■ **TASK DETAILS**: Copy each line of the entries that contains the word "JSON".

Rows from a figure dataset
————

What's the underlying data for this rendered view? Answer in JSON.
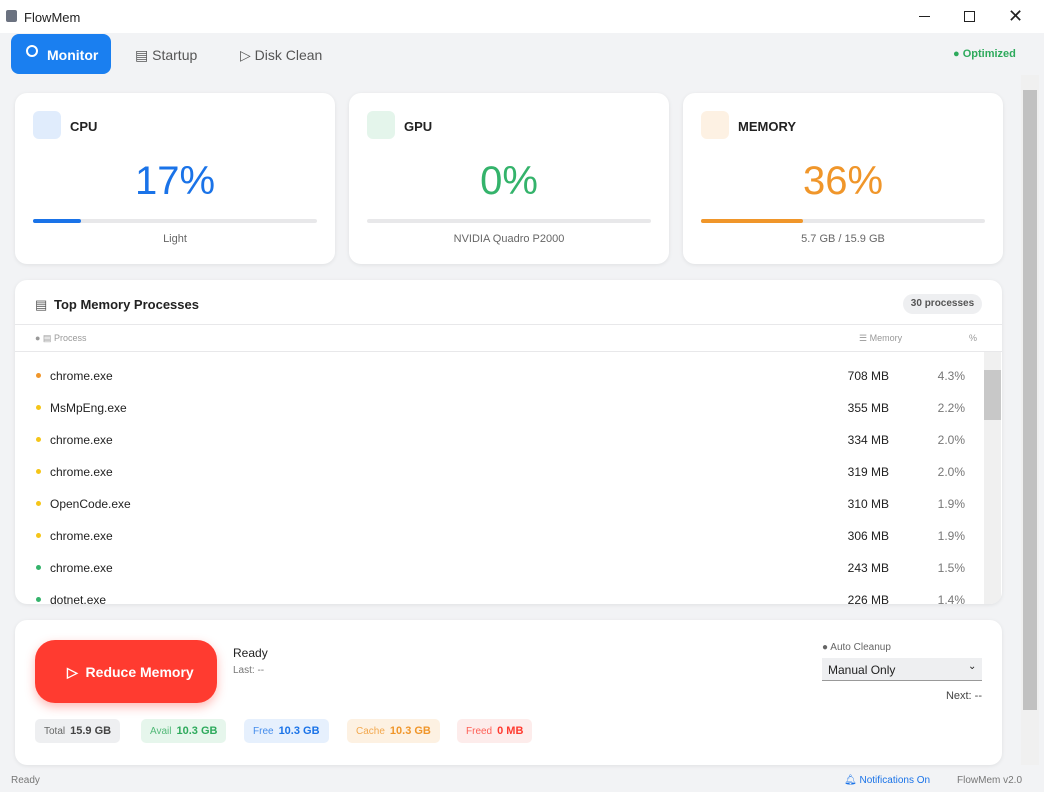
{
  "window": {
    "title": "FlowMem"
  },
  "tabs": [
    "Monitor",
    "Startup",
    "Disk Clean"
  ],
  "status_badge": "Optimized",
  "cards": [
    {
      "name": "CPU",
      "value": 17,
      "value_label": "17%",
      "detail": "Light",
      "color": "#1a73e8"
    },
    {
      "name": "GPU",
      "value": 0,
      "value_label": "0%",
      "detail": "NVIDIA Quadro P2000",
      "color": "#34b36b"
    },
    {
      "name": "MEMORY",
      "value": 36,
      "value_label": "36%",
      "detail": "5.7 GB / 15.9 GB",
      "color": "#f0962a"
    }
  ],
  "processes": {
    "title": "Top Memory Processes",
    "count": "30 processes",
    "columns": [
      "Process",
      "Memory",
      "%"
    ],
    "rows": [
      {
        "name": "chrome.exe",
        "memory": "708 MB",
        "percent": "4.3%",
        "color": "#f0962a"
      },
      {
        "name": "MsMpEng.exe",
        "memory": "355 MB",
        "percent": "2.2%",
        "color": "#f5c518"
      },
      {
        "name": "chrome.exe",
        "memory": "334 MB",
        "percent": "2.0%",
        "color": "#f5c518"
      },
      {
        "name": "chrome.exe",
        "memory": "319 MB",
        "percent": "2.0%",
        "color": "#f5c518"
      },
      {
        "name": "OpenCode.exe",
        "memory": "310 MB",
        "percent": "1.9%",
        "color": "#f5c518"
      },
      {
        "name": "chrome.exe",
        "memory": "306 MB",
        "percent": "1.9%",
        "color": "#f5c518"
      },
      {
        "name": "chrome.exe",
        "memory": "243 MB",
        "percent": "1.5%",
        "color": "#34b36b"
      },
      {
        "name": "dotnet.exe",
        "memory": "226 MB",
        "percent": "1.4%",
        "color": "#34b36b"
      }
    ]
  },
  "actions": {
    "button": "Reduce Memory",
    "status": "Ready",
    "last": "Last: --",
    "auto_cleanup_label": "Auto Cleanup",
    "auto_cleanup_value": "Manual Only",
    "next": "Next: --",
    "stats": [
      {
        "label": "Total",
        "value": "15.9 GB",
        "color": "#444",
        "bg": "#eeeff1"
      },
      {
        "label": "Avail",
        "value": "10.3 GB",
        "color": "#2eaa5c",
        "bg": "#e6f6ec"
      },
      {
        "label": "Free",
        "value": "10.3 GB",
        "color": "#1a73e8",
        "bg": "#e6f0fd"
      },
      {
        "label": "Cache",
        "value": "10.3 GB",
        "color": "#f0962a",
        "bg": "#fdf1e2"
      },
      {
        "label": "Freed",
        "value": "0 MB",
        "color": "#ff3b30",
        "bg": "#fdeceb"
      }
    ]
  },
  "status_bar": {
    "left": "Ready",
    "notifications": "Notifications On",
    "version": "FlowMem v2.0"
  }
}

————

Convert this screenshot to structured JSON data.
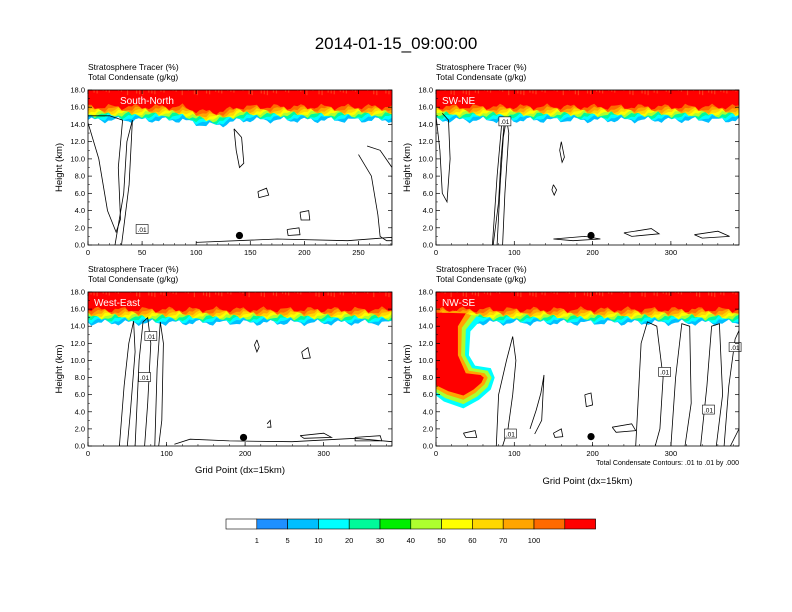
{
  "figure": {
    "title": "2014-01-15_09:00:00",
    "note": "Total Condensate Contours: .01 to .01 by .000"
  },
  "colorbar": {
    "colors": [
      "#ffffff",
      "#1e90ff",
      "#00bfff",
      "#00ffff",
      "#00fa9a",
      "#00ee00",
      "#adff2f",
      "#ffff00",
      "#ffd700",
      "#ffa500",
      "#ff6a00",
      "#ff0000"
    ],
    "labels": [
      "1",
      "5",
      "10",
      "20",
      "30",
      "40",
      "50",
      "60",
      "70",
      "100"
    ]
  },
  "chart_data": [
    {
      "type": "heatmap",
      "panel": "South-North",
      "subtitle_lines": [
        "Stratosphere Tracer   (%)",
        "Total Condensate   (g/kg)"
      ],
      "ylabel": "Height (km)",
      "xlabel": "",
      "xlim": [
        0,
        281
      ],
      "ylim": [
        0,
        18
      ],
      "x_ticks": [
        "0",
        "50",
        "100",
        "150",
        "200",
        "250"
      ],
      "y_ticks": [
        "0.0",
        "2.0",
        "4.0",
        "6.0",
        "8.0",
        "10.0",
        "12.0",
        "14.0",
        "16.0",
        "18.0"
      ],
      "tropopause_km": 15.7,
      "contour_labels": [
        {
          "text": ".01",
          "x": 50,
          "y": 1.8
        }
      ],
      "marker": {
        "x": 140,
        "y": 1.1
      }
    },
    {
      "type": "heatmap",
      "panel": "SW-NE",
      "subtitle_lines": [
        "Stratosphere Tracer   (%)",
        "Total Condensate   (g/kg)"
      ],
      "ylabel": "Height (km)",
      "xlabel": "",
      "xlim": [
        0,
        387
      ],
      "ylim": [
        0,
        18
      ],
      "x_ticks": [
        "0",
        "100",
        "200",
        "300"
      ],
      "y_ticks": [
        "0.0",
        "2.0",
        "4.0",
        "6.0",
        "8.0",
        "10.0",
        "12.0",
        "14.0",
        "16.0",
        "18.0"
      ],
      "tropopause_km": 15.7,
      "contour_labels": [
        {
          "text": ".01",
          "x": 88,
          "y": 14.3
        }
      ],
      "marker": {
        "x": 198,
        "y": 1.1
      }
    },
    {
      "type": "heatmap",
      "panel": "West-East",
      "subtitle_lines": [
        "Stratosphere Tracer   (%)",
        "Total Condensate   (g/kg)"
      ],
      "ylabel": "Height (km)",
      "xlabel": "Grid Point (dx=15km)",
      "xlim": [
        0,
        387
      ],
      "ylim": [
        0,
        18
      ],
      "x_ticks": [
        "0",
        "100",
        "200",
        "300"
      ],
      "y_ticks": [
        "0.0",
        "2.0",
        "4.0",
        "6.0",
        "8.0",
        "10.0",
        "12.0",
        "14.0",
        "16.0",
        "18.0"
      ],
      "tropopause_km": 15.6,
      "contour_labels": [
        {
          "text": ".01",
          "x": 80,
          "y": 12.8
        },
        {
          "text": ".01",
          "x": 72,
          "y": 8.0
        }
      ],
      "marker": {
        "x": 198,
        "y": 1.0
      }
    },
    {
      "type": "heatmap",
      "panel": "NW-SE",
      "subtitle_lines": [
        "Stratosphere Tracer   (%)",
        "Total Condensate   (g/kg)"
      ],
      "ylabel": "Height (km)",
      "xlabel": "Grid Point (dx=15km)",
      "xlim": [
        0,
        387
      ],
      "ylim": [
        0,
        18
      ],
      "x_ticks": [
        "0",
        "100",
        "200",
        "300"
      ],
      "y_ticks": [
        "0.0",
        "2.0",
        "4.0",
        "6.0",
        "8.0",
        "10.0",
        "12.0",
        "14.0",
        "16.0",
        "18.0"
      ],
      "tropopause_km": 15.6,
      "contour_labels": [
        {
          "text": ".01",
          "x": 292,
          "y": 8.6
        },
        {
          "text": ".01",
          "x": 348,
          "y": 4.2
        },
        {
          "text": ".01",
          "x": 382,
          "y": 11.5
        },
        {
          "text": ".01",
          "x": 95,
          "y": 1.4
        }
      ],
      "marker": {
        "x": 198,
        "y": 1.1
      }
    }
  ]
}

————

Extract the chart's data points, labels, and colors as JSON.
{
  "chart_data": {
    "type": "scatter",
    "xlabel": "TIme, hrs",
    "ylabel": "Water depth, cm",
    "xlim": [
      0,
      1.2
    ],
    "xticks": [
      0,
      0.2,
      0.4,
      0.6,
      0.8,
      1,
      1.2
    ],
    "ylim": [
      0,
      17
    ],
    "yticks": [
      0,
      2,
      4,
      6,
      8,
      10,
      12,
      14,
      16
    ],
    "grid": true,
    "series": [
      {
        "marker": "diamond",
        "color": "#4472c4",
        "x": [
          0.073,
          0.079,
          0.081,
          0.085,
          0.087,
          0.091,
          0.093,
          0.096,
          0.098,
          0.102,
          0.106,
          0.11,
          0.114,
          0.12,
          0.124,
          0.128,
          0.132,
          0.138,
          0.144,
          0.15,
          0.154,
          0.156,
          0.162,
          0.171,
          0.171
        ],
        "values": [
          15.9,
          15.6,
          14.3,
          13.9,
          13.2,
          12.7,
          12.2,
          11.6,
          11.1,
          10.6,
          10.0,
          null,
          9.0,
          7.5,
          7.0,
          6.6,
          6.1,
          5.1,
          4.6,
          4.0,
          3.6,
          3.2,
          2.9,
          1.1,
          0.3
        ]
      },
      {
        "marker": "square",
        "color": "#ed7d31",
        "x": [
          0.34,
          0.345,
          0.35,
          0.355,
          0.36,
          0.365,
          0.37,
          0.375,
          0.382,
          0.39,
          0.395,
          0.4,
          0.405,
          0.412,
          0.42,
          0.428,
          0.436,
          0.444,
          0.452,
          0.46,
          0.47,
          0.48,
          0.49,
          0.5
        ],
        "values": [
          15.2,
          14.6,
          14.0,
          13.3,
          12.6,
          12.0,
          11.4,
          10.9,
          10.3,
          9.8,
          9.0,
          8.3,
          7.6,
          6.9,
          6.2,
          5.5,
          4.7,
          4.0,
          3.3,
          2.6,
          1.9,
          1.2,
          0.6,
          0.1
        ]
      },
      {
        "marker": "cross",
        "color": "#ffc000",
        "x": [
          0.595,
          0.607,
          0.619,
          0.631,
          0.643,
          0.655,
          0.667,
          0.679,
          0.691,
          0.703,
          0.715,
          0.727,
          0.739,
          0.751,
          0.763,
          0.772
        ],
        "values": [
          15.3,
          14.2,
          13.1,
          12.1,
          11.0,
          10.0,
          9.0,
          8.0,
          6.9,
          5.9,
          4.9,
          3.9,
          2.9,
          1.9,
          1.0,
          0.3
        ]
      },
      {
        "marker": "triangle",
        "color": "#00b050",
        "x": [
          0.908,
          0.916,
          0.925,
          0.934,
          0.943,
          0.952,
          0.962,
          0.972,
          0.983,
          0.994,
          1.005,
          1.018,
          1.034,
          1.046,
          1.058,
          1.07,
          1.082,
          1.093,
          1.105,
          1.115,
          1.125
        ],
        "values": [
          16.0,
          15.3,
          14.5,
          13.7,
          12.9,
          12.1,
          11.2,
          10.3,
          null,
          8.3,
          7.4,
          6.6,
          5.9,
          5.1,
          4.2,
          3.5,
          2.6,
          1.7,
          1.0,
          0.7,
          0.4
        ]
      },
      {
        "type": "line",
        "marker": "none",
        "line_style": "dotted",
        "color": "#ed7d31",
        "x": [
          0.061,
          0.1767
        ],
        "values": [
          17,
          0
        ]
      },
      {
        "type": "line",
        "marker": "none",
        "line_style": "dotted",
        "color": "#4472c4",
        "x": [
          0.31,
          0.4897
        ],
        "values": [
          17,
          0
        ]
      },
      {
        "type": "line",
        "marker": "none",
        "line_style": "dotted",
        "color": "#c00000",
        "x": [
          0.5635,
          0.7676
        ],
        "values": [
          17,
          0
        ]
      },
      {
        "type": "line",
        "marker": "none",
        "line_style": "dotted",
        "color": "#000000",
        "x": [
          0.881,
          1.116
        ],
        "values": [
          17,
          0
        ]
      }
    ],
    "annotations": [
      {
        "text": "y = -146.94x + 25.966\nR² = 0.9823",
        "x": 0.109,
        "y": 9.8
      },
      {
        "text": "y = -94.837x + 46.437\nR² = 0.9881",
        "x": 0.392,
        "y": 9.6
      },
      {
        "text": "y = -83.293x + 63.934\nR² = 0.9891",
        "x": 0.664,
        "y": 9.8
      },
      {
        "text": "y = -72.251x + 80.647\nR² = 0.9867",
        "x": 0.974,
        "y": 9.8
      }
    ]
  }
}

————

■ **ANSWER TO THE PROBLEM**:
What's the underlying data for this rendered view? Answer in JSON.
Convert this screenshot to structured JSON data.
Extract the chart's data points, labels, and colors as JSON.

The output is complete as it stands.